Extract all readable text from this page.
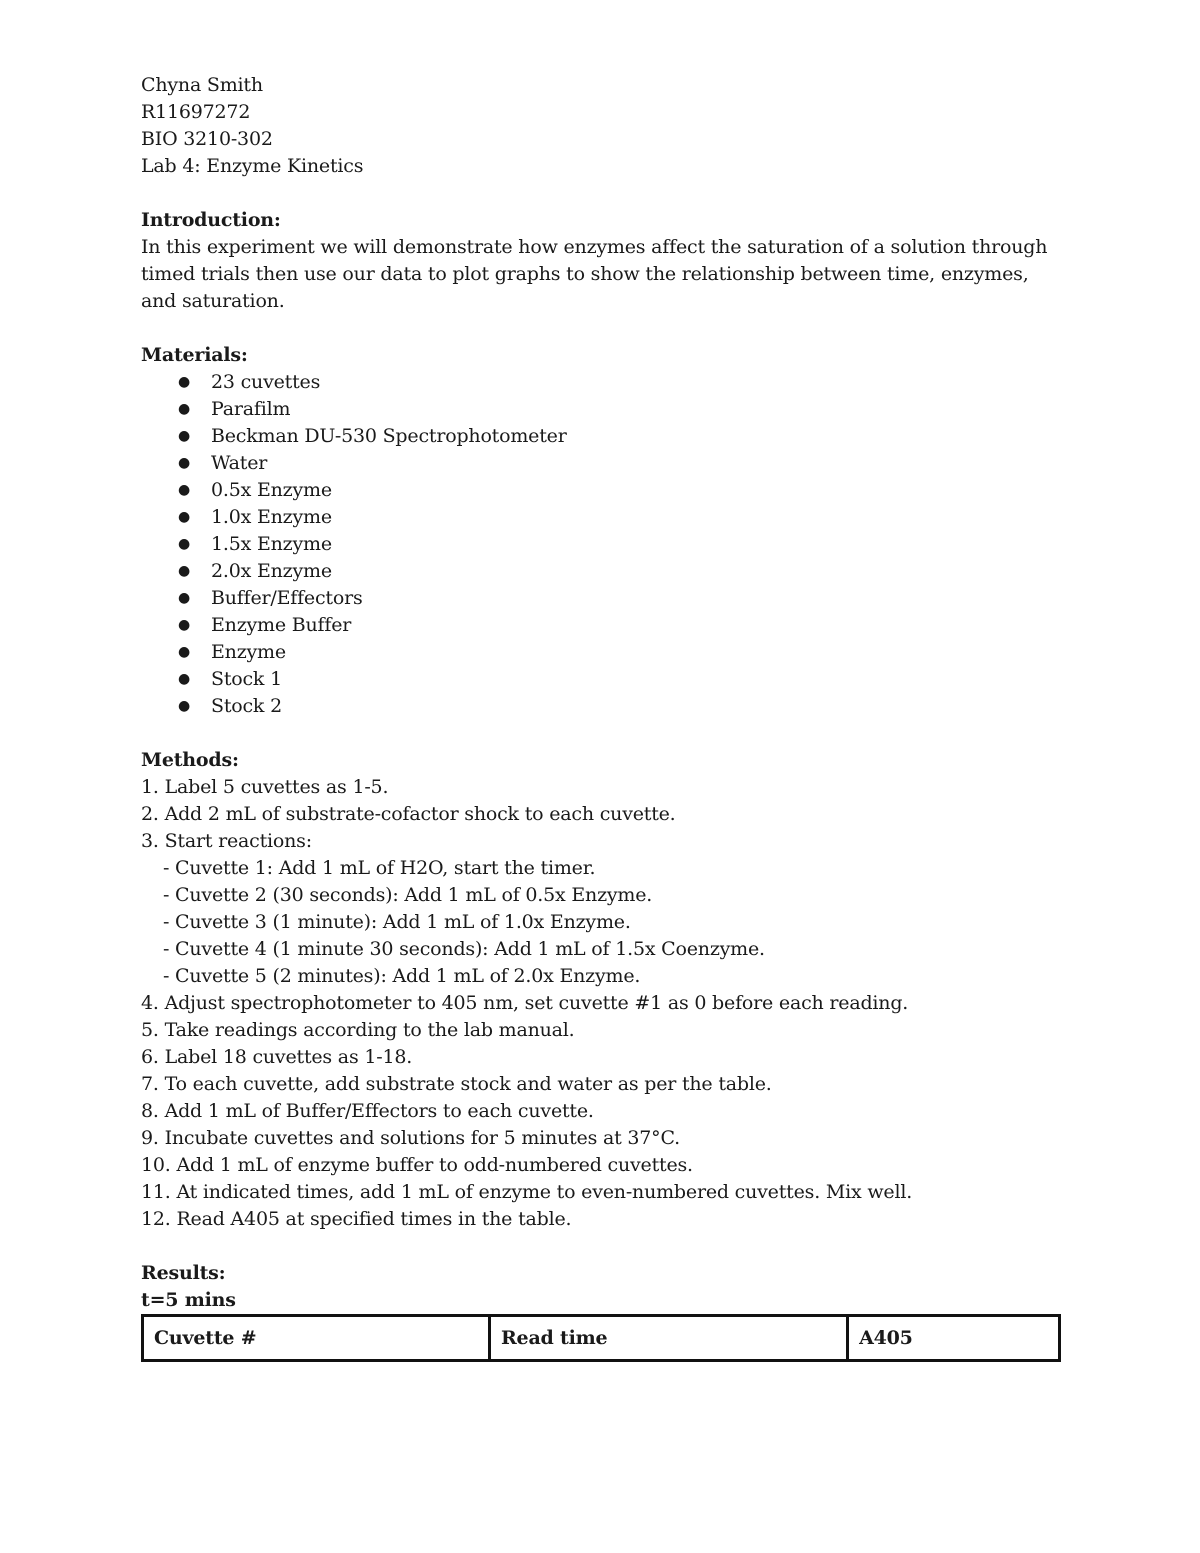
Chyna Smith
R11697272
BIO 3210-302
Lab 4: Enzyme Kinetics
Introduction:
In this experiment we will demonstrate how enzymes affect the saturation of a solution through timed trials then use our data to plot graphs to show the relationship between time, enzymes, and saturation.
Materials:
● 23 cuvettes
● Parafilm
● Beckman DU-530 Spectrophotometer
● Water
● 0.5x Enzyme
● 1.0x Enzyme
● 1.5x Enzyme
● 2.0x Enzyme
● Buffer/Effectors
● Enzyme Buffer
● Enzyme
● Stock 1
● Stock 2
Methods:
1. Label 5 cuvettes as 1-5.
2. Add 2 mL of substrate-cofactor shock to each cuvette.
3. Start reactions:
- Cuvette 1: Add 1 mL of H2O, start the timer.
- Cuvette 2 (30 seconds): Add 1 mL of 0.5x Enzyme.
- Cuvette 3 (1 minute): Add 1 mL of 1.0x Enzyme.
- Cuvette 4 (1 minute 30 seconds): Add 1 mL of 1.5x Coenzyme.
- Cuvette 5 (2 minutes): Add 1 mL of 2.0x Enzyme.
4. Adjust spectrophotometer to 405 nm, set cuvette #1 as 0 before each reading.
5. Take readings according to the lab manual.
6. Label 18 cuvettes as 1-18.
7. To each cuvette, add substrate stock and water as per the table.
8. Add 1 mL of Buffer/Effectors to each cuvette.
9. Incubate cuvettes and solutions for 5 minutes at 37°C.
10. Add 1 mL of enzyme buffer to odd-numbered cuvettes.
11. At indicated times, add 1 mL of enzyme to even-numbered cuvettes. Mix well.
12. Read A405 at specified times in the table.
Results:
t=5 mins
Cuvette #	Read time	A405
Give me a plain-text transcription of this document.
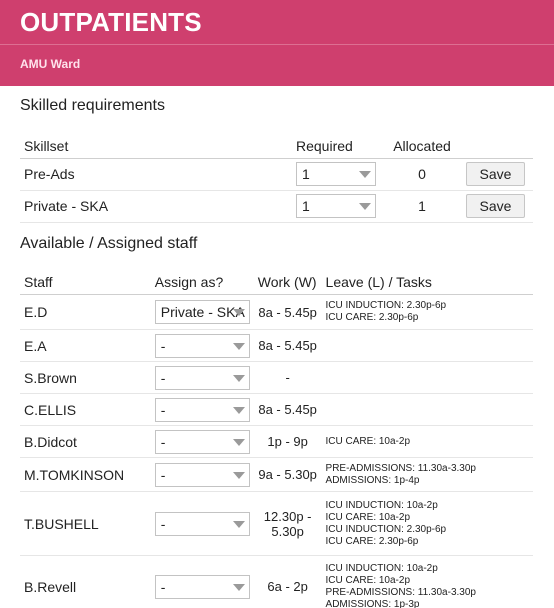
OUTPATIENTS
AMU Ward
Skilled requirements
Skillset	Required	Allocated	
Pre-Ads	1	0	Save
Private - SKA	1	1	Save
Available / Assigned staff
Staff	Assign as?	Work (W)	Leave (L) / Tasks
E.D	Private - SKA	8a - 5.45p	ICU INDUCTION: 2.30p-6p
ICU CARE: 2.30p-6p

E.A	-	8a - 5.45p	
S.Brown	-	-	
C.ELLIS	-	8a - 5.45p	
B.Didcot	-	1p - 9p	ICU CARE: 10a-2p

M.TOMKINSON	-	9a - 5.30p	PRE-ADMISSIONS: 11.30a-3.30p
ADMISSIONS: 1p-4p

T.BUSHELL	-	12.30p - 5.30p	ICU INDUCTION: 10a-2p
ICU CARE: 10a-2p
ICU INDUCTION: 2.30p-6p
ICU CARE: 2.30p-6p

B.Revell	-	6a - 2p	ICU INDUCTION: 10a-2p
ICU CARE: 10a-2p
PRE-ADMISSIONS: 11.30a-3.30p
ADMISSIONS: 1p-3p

- _ACTIVITY_:
Across the listing above, find all lines where the word "Private" is present and copy them.

- _RESULT OF THE TASK_:
Private - SKA	1	1	Save
E.D	Private - SKA	8a - 5.45p	ICU INDUCTION: 2.30p-6p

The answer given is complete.